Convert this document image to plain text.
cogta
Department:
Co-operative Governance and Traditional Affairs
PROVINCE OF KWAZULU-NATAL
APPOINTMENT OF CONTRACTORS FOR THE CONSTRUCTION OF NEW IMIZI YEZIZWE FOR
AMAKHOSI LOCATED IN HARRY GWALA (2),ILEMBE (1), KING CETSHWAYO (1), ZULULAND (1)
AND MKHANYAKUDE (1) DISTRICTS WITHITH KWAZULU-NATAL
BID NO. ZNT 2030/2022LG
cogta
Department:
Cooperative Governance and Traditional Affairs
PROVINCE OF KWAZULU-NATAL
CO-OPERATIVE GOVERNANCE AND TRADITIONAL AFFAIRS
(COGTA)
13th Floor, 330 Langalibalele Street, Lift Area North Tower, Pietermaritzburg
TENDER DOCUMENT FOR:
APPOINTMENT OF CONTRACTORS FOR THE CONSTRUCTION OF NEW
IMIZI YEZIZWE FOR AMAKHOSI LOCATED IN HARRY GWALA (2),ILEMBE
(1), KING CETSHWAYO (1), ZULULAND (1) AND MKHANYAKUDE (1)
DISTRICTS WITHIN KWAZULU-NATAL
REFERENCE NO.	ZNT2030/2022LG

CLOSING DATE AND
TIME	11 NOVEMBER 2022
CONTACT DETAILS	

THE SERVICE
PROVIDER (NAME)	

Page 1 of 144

+++

> _Task to carry out_: Go through the material line by line. Show each line that contains the string "YEZIZWE".

> _Finished exercise_:
APPOINTMENT OF CONTRACTORS FOR THE CONSTRUCTION OF NEW IMIZI YEZIZWE FOR
IMIZI YEZIZWE FOR AMAKHOSI LOCATED IN HARRY GWALA (2),ILEMBE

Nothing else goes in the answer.